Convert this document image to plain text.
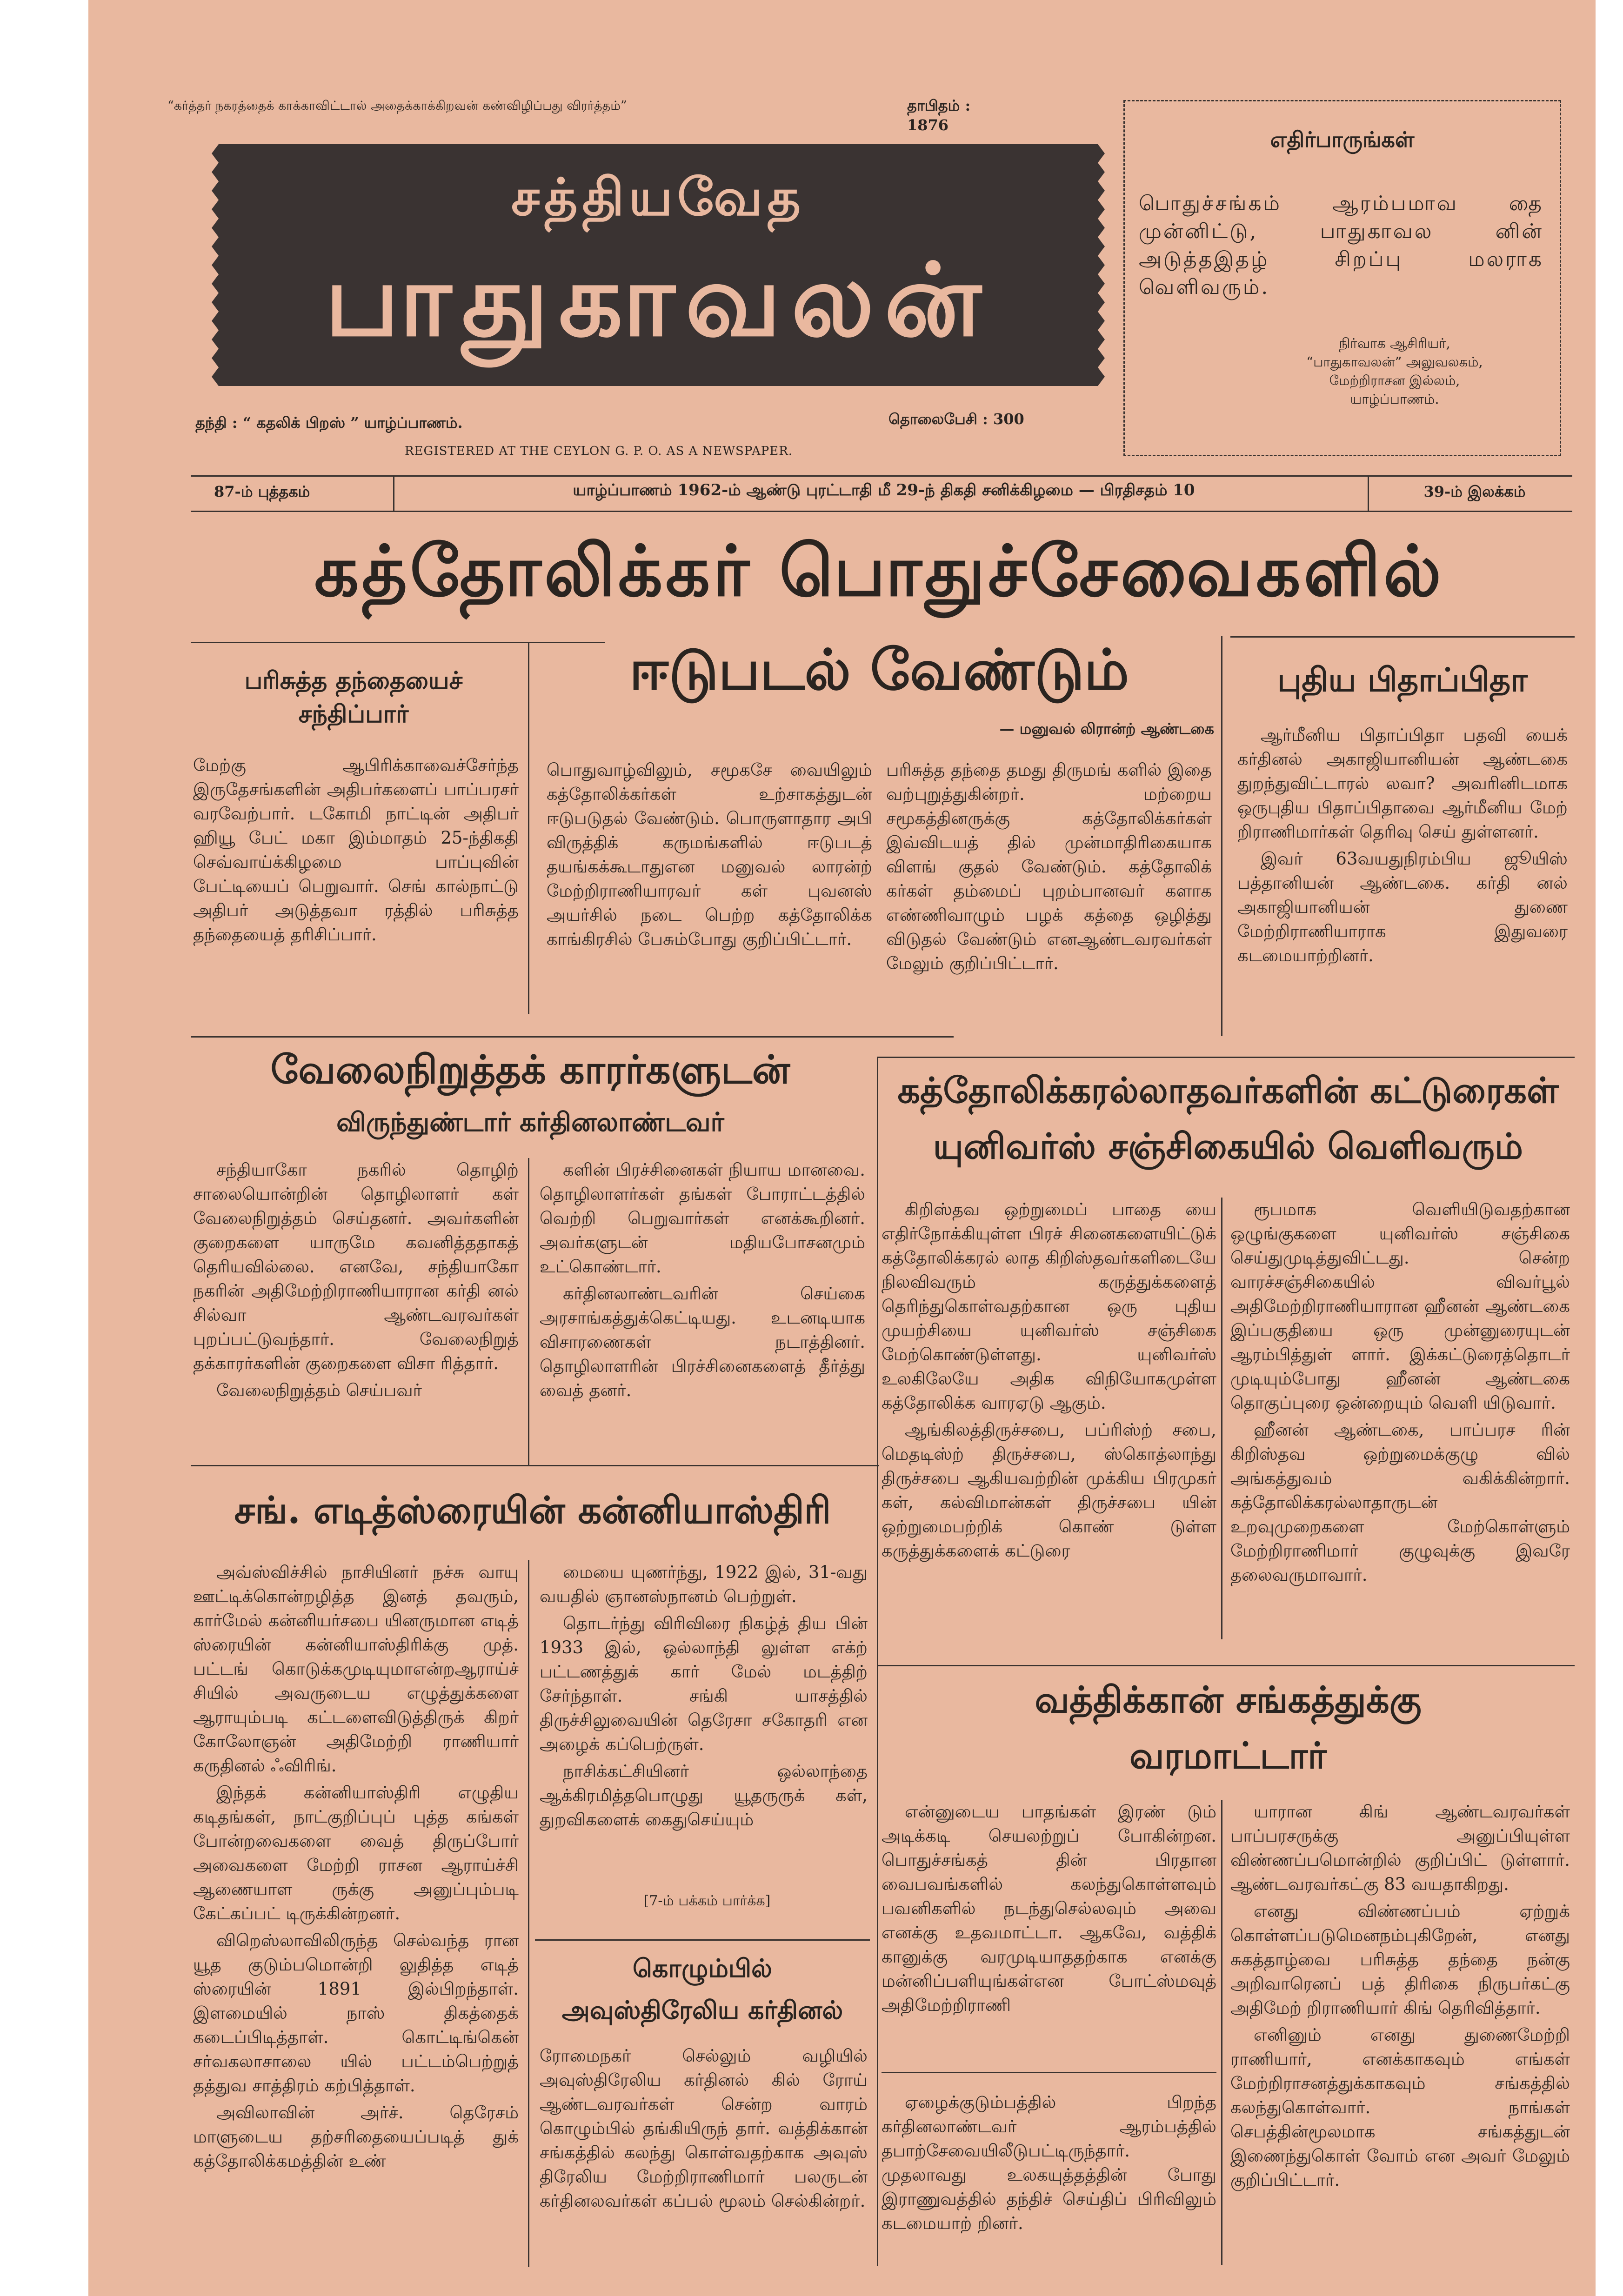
“கர்த்தர் நகரத்தைக் காக்காவிட்டால் அதைக்காக்கிறவன் கண்விழிப்பது விரர்த்தம்”	தாபிதம் : 1876
சத்தியவேத
பாதுகாவலன்
தந்தி : “ கதலிக் பிறஸ் ” யாழ்ப்பாணம்.	தொலைபேசி : 300
REGISTERED AT THE CEYLON G. P. O. AS A NEWSPAPER.
எதிர்பாருங்கள்
பொதுச்சங்கம் ஆரம்பமாவ தை முன்னிட்டு, பாதுகாவல னின் அடுத்தஇதழ் சிறப்பு மலராக வெளிவரும்.
நிர்வாக ஆசிரியர்,
“பாதுகாவலன்” அலுவலகம்,
மேற்றிராசன இல்லம்,
யாழ்ப்பாணம்.
87-ம் புத்தகம்	யாழ்ப்பாணம் 1962-ம் ஆண்டு புரட்டாதி மீ 29-ந் திகதி சனிக்கிழமை — பிரதிசதம் 10	39-ம் இலக்கம்
கத்தோலிக்கர் பொதுச்சேவைகளில்
ஈடுபடல் வேண்டும்
— மனுவல் லிரான்ற் ஆண்டகை
பொதுவாழ்விலும், சமூகசே வையிலும் கத்தோலிக்கர்கள் உற்சாகத்துடன் ஈடுபடுதல் வேண்டும். பொருளாதார அபி விருத்திக் கருமங்களில் ஈடுபடத் தயங்கக்கூடாதுஎன மனுவல் லாரன்ற் மேற்றிராணியாரவர் கள் புவனஸ் அயர்சில் நடை பெற்ற கத்தோலிக்க காங்கிரசில் பேசும்போது குறிப்பிட்டார்.
பரிசுத்த தந்தை தமது திருமங் களில் இதை வற்புறுத்துகின்றர். மற்றைய சமூகத்தினருக்கு கத்தோலிக்கர்கள் இவ்விடயத் தில் முன்மாதிரிகையாக விளங் குதல் வேண்டும். கத்தோலிக் கர்கள் தம்மைப் புறம்பானவர் களாக எண்ணிவாழும் பழக் கத்தை ஒழித்து விடுதல் வேண்டும் எனஆண்டவரவர்கள் மேலும் குறிப்பிட்டார்.
பரிசுத்த தந்தையைச்
சந்திப்பார்
மேற்கு ஆபிரிக்காவைச்சேர்ந்த இருதேசங்களின் அதிபர்களைப் பாப்பரசர் வரவேற்பார். டகோமி நாட்டின் அதிபர் ஹியூ பேட் மகா இம்மாதம் 25-ந்திகதி செவ்வாய்க்கிழமை பாப்புவின் பேட்டியைப் பெறுவார். செங் கால்நாட்டு அதிபர் அடுத்தவா ரத்தில் பரிசுத்த தந்தையைத் தரிசிப்பார்.
புதிய பிதாப்பிதா

ஆர்மீனிய பிதாப்பிதா பதவி யைக் கர்தினல் அகாஜியானியன் ஆண்டகை துறந்துவிட்டாரல் லவா? அவரினிடமாக ஒருபுதிய பிதாப்பிதாவை ஆர்மீனிய மேற் றிராணிமார்கள் தெரிவு செய் துள்ளனர்.

இவர் 63வயதுநிரம்பிய ஜூயிஸ் பத்தானியன் ஆண்டகை. கர்தி னல் அகாஜியானியன் துணை மேற்றிராணியாராக இதுவரை கடமையாற்றினர்.

வேலைநிறுத்தக் காரர்களுடன்
விருந்துண்டார் கர்தினலாண்டவர்

சந்தியாகோ நகரில் தொழிற் சாலையொன்றின் தொழிலாளர் கள் வேலைநிறுத்தம் செய்தனர். அவர்களின் குறைகளை யாருமே கவனித்ததாகத் தெரியவில்லை. எனவே, சந்தியாகோ நகரின் அதிமேற்றிராணியாரான கர்தி னல் சில்வா ஆண்டவரவர்கள் புறப்பட்டுவந்தார். வேலைநிறுத் தக்காரர்களின் குறைகளை விசா ரித்தார்.

வேலைநிறுத்தம் செய்பவர்

களின் பிரச்சினைகள் நியாய மானவை. தொழிலாளர்கள் தங்கள் போராட்டத்தில் வெற்றி பெறுவார்கள் எனக்கூறினர். அவர்களுடன் மதியபோசனமும் உட்கொண்டார்.

கர்தினலாண்டவரின் செய்கை அரசாங்கத்துக்கெட்டியது. உடனடியாக விசாரணைகள் நடாத்தினர். தொழிலாளரின் பிரச்சினைகளைத் தீர்த்து வைத் தனர்.

கத்தோலிக்கரல்லாதவர்களின் கட்டுரைகள்
யுனிவர்ஸ் சஞ்சிகையில் வெளிவரும்

கிறிஸ்தவ ஒற்றுமைப் பாதை யை எதிர்நோக்கியுள்ள பிரச் சினைகளையிட்டுக் கத்தோலிக்கரல் லாத கிறிஸ்தவர்களிடையே நிலவிவரும் கருத்துக்களைத் தெரிந்துகொள்வதற்கான ஒரு புதிய முயற்சியை யுனிவர்ஸ் சஞ்சிகை மேற்கொண்டுள்ளது. யுனிவர்ஸ் உலகிலேயே அதிக விநியோகமுள்ள கத்தோலிக்க வாரஏடு ஆகும்.

ஆங்கிலத்திருச்சபை, பப்ரிஸ்ற் சபை, மெதடிஸ்ற் திருச்சபை, ஸ்கொத்லாந்து திருச்சபை ஆகியவற்றின் முக்கிய பிரமுகர் கள், கல்விமான்கள் திருச்சபை யின் ஒற்றுமைபற்றிக் கொண் டுள்ள கருத்துக்களைக் கட்டுரை

ரூபமாக வெளியிடுவதற்கான ஒழுங்குகளை யுனிவர்ஸ் சஞ்சிகை செய்துமுடித்துவிட்டது. சென்ற வாரச்சஞ்சிகையில் விவர்பூல் அதிமேற்றிராணியாரான ஹீனன் ஆண்டகை இப்பகுதியை ஒரு முன்னுரையுடன் ஆரம்பித்துள் ளார். இக்கட்டுரைத்தொடர் முடியும்போது ஹீனன் ஆண்டகை தொகுப்புரை ஒன்றையும் வெளி யிடுவார்.

ஹீனன் ஆண்டகை, பாப்பரச ரின் கிறிஸ்தவ ஒற்றுமைக்குழு வில் அங்கத்துவம் வகிக்கின்றார். கத்தோலிக்கரல்லாதாருடன் உறவுமுறைகளை மேற்கொள்ளும் மேற்றிராணிமார் குழுவுக்கு இவரே தலைவருமாவார்.

சங். எடித்ஸ்ரையின் கன்னியாஸ்திரி

அவ்ஸ்விச்சில் நாசியினர் நச்சு வாயு ஊட்டிக்கொன்றழித்த இனத் தவரும், கார்மேல் கன்னியர்சபை யினருமான எடித் ஸ்ரையின் கன்னியாஸ்திரிக்கு முத். பட்டங் கொடுக்கமுடியுமாஎன்றஆராய்ச் சியில் அவருடைய எழுத்துக்களை ஆராயும்படி கட்டளைவிடுத்திருக் கிறர் கோலோஞன் அதிமேற்றி ராணியார் கருதினல் ஃவிரிங்.

இந்தக் கன்னியாஸ்திரி எழுதிய கடிதங்கள், நாட்குறிப்புப் புத்த கங்கள் போன்றவைகளை வைத் திருப்போர் அவைகளை மேற்றி ராசன ஆராய்ச்சி ஆணையாள ருக்கு அனுப்பும்படி கேட்கப்பட் டிருக்கின்றனர்.

விறெஸ்லாவிலிருந்த செல்வந்த ரான யூத குடும்பமொன்றி லுதித்த எடித் ஸ்ரையின் 1891 இல்பிறந்தாள். இளமையில் நாஸ் திகத்தைக் கடைப்பிடித்தாள். கொட்டிங்கென் சர்வகலாசாலை யில் பட்டம்பெற்றுத் தத்துவ சாத்திரம் கற்பித்தாள்.

அவிலாவின் அர்ச். தெரேசம் மாளுடைய தற்சரிதையைப்படித் துக் கத்தோலிக்கமத்தின் உண்

மையை யுணர்ந்து, 1922 இல், 31-வது வயதில் ஞானஸ்நானம் பெற்றுள்.

தொடர்ந்து விரிவிரை நிகழ்த் திய பின் 1933 இல், ஒல்லாந்தி லுள்ள எக்ற் பட்டணத்துக் கார் மேல் மடத்திற் சேர்ந்தாள். சங்கி யாசத்தில் திருச்சிலுவையின் தெரேசா சகோதரி என அழைக் கப்பெற்ருள்.

நாசிக்கட்சியினர் ஒல்லாந்தை ஆக்கிரமித்தபொழுது யூதருருக் கள், துறவிகளைக் கைதுசெய்யும்

[7-ம் பக்கம் பார்க்க]
கொழும்பில்
அவுஸ்திரேலிய கர்தினல்
ரோமைநகர் செல்லும் வழியில் அவுஸ்திரேலிய கர்தினல் கில் ரோய் ஆண்டவரவர்கள் சென்ற வாரம் கொழும்பில் தங்கியிருந் தார். வத்திக்கான் சங்கத்தில் கலந்து கொள்வதற்காக அவுஸ் திரேலிய மேற்றிராணிமார் பலருடன் கர்தினலவர்கள் கப்பல் மூலம் செல்கின்றர்.
வத்திக்கான் சங்கத்துக்கு
வரமாட்டார்

என்னுடைய பாதங்கள் இரண் டும் அடிக்கடி செயலற்றுப் போகின்றன. பொதுச்சங்கத் தின் பிரதான வைபவங்களில் கலந்துகொள்ளவும் பவனிகளில் நடந்துசெல்லவும் அவை எனக்கு உதவமாட்டா. ஆகவே, வத்திக் கானுக்கு வரமுடியாததற்காக எனக்கு மன்னிப்பளியுங்கள்என போட்ஸ்மவுத் அதிமேற்றிராணி

ஏழைக்குடும்பத்தில் பிறந்த கர்தினலாண்டவர் ஆரம்பத்தில் தபாற்சேவையிலீடுபட்டிருந்தார். முதலாவது உலகயுத்தத்தின் போது இராணுவத்தில் தந்திச் செய்திப் பிரிவிலும் கடமையாற் றினர்.

யாரான கிங் ஆண்டவரவர்கள் பாப்பரசருக்கு அனுப்பியுள்ள விண்ணப்பமொன்றில் குறிப்பிட் டுள்ளார். ஆண்டவரவர்கட்கு 83 வயதாகிறது.

எனது விண்ணப்பம் ஏற்றுக் கொள்ளப்படுமெனநம்புகிறேன், எனது சுகத்தாழ்வை பரிசுத்த தந்தை நன்கு அறிவாரெனப் பத் திரிகை நிருபர்கட்கு அதிமேற் றிராணியார் கிங் தெரிவித்தார்.

எனினும் எனது துணைமேற்றி ராணியார், எனக்காகவும் எங்கள் மேற்றிராசனத்துக்காகவும் சங்கத்தில் கலந்துகொள்வார். நாங்கள் செபத்தின்மூலமாக சங்கத்துடன் இணைந்துகொள் வோம் என அவர் மேலும் குறிப்பிட்டார்.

▶ _Problem to work on_:
Every line holding "பரசர" should be copied out.

▶ _Solution_:
மேற்கு ஆபிரிக்காவைச்சேர்ந்த இருதேசங்களின் அதிபர்களைப் பாப்பரசர் வரவேற்பார். டகோமி நாட்டின் அதிபர் ஹியூ பேட் மகா இம்மாதம் 25-ந்திகதி செவ்வாய்க்கிழமை பாப்புவின் பேட்டியைப் பெறுவார். செங் கால்நாட்டு அதிபர் அடுத்தவா ரத்தில் பரிசுத்த தந்தையைத் தரிசிப்பார்.
யாரான கிங் ஆண்டவரவர்கள் பாப்பரசருக்கு அனுப்பியுள்ள விண்ணப்பமொன்றில் குறிப்பிட் டுள்ளார். ஆண்டவரவர்கட்கு 83 வயதாகிறது.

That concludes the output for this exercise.